**WORK TO DO**
Could you write out every record below exactly, leaving out any pictures?

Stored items
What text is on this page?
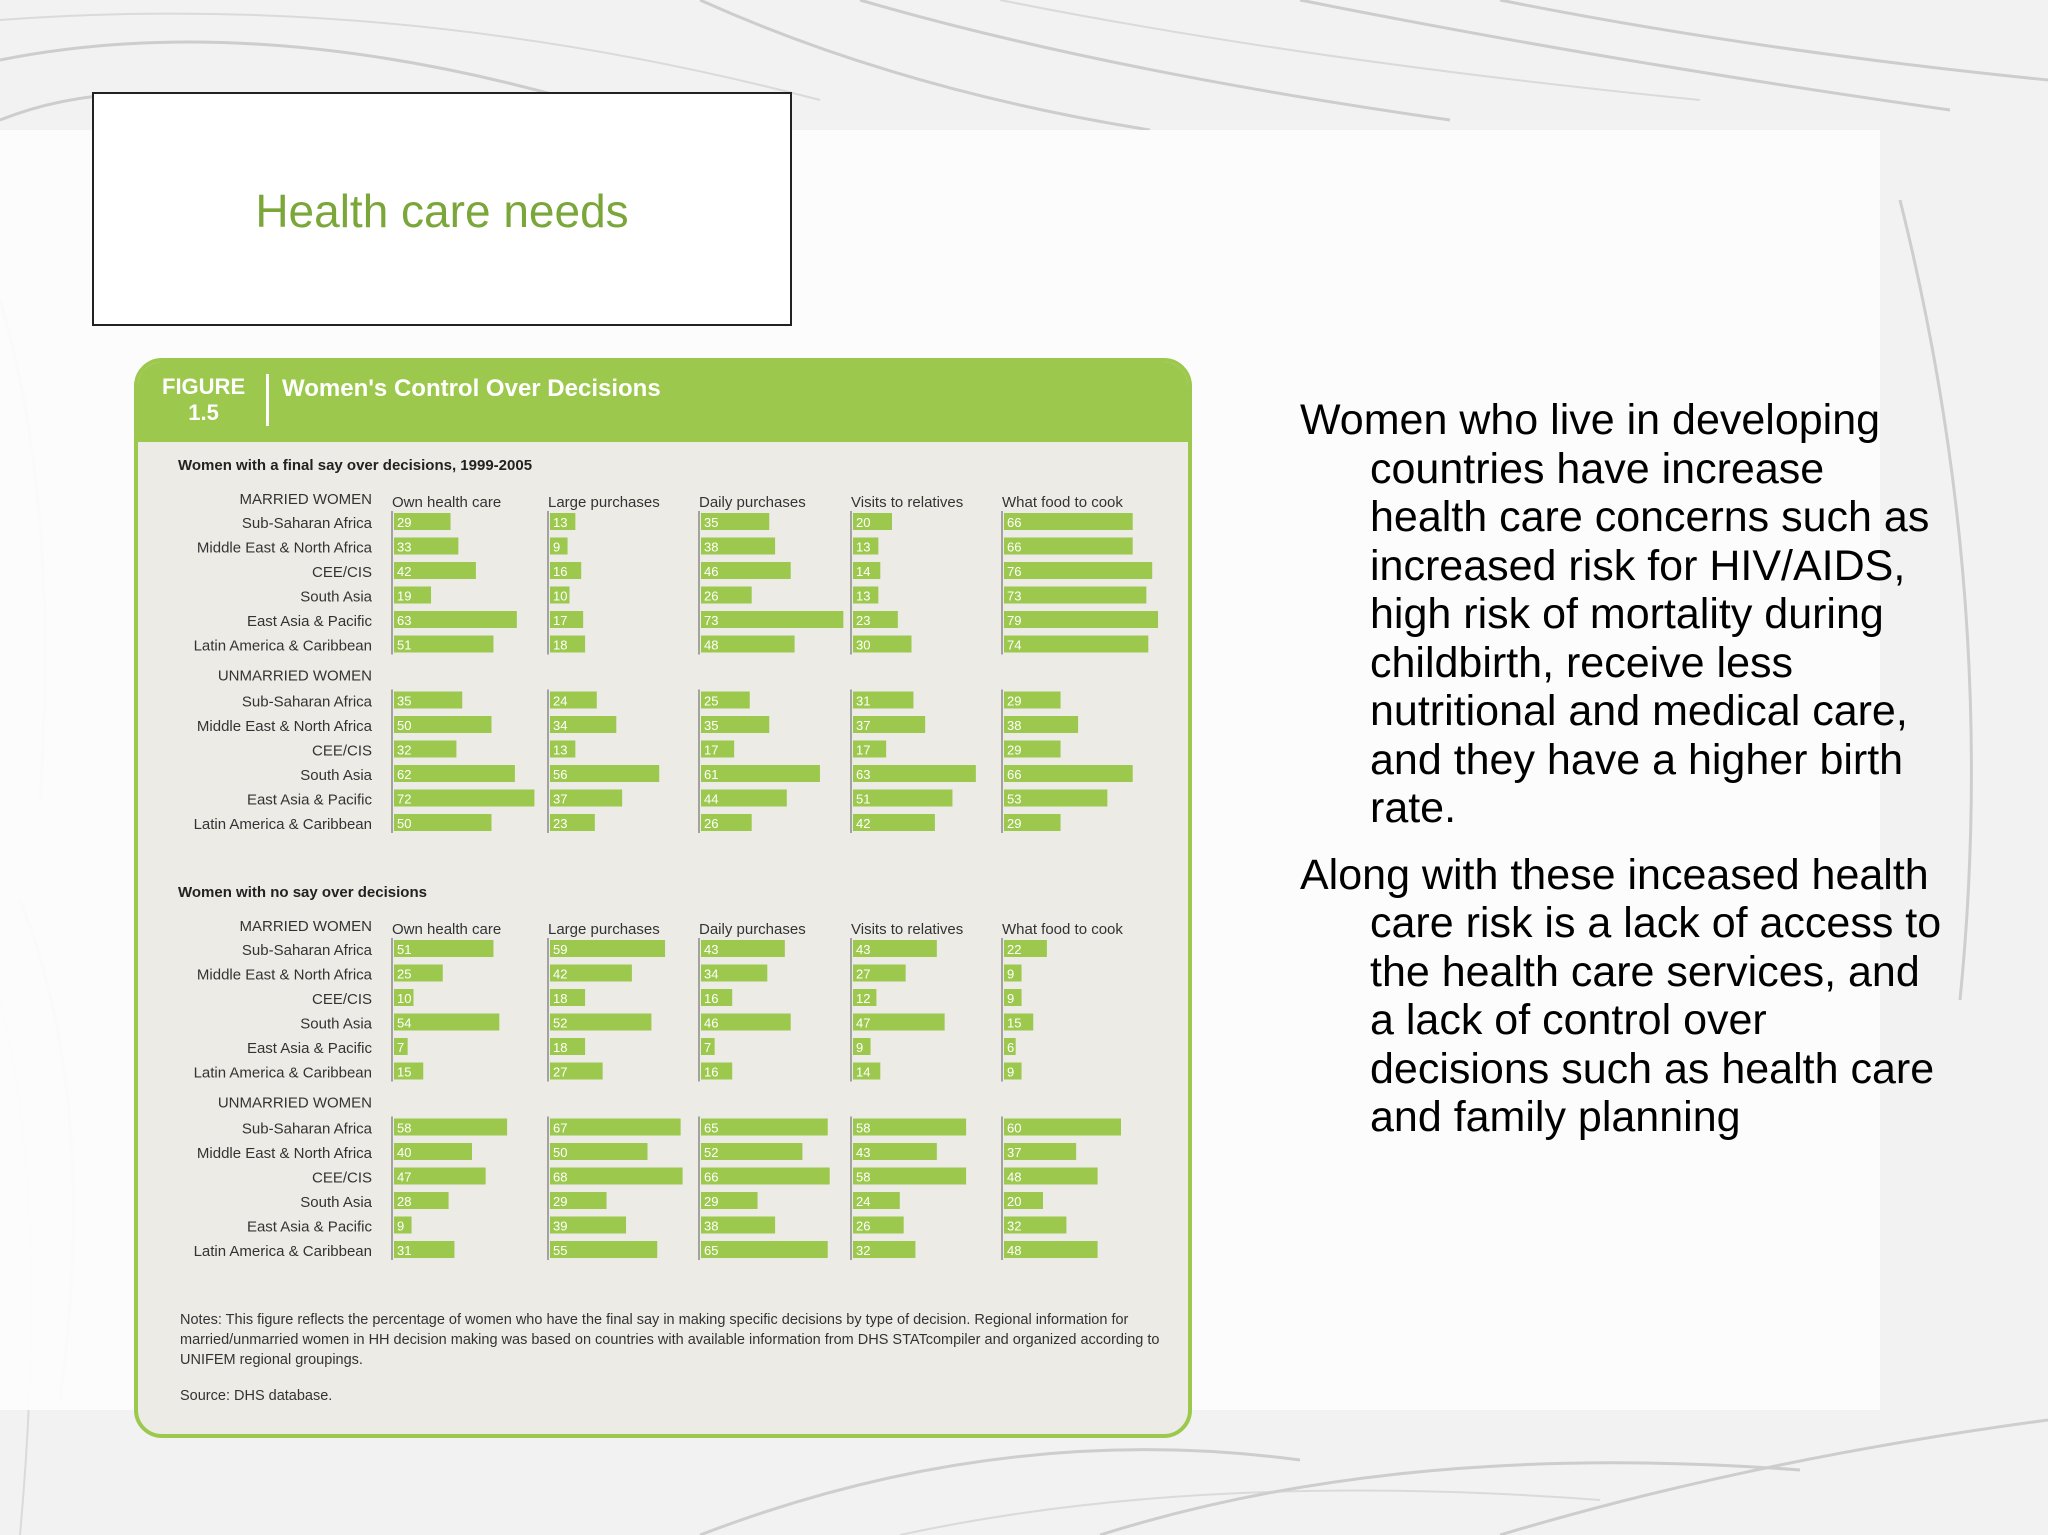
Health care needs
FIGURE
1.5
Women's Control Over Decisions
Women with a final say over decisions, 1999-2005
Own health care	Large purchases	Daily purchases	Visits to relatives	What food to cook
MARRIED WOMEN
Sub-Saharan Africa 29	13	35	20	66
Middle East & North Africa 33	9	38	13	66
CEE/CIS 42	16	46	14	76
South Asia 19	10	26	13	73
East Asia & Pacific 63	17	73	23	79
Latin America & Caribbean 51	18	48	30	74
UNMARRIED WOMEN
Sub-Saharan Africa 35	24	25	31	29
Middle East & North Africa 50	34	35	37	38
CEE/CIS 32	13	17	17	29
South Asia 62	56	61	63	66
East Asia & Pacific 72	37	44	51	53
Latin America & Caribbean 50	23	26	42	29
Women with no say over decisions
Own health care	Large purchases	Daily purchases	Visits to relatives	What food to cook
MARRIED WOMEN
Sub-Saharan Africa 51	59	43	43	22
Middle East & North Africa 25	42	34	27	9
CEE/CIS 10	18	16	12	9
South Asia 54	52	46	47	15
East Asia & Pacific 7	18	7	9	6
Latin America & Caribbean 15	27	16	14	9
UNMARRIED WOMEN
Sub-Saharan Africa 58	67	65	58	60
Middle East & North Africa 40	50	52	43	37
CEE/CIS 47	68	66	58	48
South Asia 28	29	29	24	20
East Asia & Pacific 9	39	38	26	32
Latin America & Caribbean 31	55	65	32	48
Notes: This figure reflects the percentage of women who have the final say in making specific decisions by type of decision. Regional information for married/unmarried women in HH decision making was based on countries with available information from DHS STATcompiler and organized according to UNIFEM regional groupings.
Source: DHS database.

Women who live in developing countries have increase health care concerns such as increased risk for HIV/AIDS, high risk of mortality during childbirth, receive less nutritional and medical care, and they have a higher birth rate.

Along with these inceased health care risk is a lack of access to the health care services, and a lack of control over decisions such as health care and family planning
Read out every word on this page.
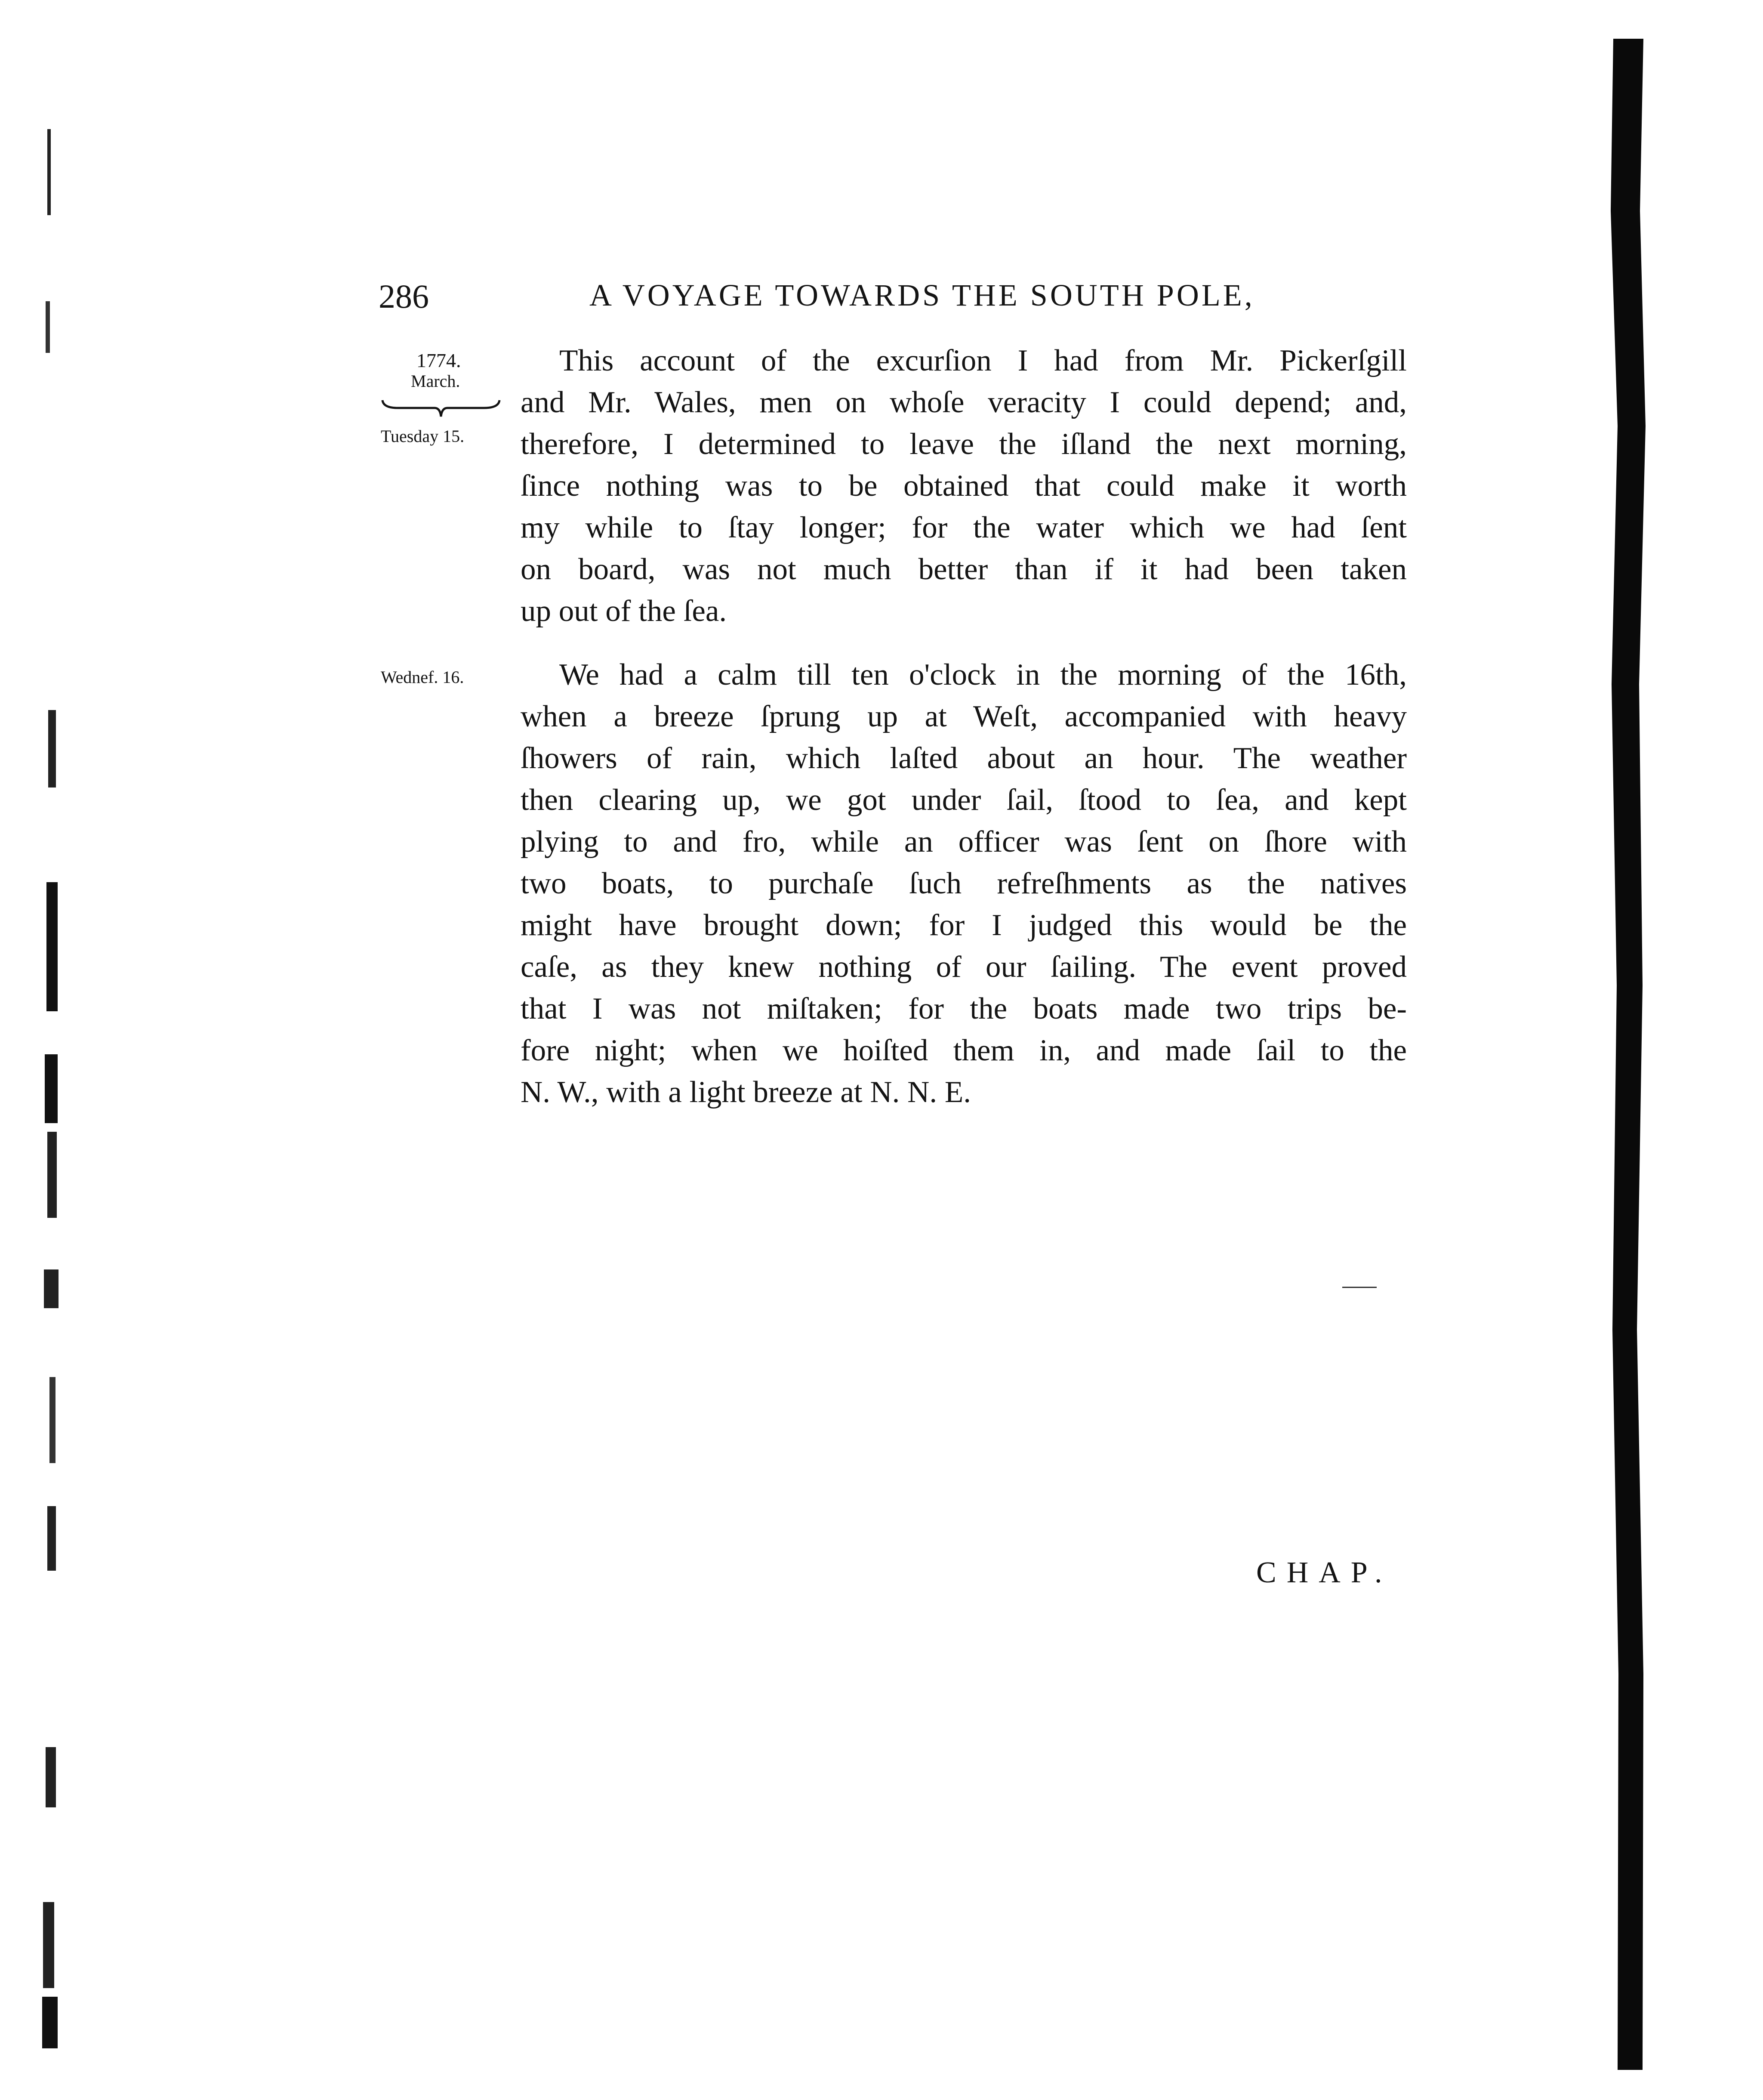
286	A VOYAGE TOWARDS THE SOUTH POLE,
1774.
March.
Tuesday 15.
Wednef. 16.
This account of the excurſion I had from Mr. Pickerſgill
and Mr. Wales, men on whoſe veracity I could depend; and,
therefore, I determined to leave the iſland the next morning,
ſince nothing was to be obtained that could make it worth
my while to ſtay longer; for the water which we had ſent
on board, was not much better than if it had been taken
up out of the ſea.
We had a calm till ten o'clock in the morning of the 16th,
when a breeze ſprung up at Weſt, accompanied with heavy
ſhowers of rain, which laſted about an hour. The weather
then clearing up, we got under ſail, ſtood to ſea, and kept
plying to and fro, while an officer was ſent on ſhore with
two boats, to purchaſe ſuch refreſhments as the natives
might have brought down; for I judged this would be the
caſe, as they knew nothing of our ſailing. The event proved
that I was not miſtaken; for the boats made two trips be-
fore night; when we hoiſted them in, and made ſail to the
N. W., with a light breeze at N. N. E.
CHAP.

**ANSWER BELOW**
What text is on this page?
Health care needs
FIGURE
1.5
Women's Control Over Decisions
Women with a final say over decisions, 1999-2005
Own health care	Large purchases	Daily purchases	Visits to relatives	What food to cook
MARRIED WOMEN
Sub-Saharan Africa 29	13	35	20	66
Middle East & North Africa 33	9	38	13	66
CEE/CIS 42	16	46	14	76
South Asia 19	10	26	13	73
East Asia & Pacific 63	17	73	23	79
Latin America & Caribbean 51	18	48	30	74
UNMARRIED WOMEN
Sub-Saharan Africa 35	24	25	31	29
Middle East & North Africa 50	34	35	37	38
CEE/CIS 32	13	17	17	29
South Asia 62	56	61	63	66
East Asia & Pacific 72	37	44	51	53
Latin America & Caribbean 50	23	26	42	29
Women with no say over decisions
Own health care	Large purchases	Daily purchases	Visits to relatives	What food to cook
MARRIED WOMEN
Sub-Saharan Africa 51	59	43	43	22
Middle East & North Africa 25	42	34	27	9
CEE/CIS 10	18	16	12	9
South Asia 54	52	46	47	15
East Asia & Pacific 7	18	7	9	6
Latin America & Caribbean 15	27	16	14	9
UNMARRIED WOMEN
Sub-Saharan Africa 58	67	65	58	60
Middle East & North Africa 40	50	52	43	37
CEE/CIS 47	68	66	58	48
South Asia 28	29	29	24	20
East Asia & Pacific 9	39	38	26	32
Latin America & Caribbean 31	55	65	32	48
Notes: This figure reflects the percentage of women who have the final say in making specific decisions by type of decision. Regional information for married/unmarried women in HH decision making was based on countries with available information from DHS STATcompiler and organized according to UNIFEM regional groupings.
Source: DHS database.

Women who live in developing countries have increase health care concerns such as increased risk for HIV/AIDS, high risk of mortality during childbirth, receive less nutritional and medical care, and they have a higher birth rate.

Along with these inceased health care risk is a lack of access to the health care services, and a lack of control over decisions such as health care and family planning
Read out every word on this page.
286	A VOYAGE TOWARDS THE SOUTH POLE,
1774.
March.
Tuesday 15.
Wednef. 16.
This account of the excurſion I had from Mr. Pickerſgill
and Mr. Wales, men on whoſe veracity I could depend; and,
therefore, I determined to leave the iſland the next morning,
ſince nothing was to be obtained that could make it worth
my while to ſtay longer; for the water which we had ſent
on board, was not much better than if it had been taken
up out of the ſea.
We had a calm till ten o'clock in the morning of the 16th,
when a breeze ſprung up at Weſt, accompanied with heavy
ſhowers of rain, which laſted about an hour. The weather
then clearing up, we got under ſail, ſtood to ſea, and kept
plying to and fro, while an officer was ſent on ſhore with
two boats, to purchaſe ſuch refreſhments as the natives
might have brought down; for I judged this would be the
caſe, as they knew nothing of our ſailing. The event proved
that I was not miſtaken; for the boats made two trips be-
fore night; when we hoiſted them in, and made ſail to the
N. W., with a light breeze at N. N. E.
CHAP.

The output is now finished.